● **DATA FOR THIS EXERCISE**
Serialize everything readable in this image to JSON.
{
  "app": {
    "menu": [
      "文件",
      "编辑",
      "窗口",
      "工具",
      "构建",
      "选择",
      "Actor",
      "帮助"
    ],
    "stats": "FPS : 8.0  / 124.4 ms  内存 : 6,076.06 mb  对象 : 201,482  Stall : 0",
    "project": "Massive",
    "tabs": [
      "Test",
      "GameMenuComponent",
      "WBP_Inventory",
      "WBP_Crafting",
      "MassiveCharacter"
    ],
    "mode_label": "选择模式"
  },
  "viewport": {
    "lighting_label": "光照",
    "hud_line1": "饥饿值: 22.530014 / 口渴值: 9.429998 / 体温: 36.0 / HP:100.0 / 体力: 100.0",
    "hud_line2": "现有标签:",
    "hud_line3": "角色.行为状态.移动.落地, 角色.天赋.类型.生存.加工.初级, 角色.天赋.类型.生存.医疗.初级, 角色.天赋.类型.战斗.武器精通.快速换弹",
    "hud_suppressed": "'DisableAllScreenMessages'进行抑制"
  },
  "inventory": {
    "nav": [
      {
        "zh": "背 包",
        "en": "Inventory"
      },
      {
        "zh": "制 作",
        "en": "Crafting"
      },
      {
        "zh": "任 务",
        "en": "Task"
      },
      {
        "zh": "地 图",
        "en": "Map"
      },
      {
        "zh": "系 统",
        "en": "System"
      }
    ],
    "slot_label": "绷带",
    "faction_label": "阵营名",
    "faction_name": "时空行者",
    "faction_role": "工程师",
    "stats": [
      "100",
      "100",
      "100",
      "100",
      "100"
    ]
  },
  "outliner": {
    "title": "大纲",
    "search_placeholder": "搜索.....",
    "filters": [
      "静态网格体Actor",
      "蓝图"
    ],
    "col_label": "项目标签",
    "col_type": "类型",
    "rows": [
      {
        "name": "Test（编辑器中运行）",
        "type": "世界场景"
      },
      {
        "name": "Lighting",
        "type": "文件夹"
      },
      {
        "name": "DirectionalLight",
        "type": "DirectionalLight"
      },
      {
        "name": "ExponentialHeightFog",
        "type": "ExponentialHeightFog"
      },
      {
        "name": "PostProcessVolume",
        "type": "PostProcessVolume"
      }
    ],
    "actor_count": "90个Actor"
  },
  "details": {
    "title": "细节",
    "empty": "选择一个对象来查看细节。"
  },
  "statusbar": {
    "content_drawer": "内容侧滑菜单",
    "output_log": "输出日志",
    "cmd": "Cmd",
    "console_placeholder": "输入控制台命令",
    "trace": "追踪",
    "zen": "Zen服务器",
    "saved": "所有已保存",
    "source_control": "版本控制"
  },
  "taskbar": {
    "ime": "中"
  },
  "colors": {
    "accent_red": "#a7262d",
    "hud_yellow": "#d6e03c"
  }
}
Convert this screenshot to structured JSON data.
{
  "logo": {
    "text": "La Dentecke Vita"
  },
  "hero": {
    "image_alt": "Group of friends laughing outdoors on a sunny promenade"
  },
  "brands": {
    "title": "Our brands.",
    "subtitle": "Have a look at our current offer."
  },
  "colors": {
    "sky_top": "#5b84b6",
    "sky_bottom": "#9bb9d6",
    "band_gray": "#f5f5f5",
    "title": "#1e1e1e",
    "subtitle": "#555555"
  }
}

● **CHALLENGE**
Within the listing above, work out how many lines contain the string "subtitle", and reply with that number only.

● **FINAL RESULT**
2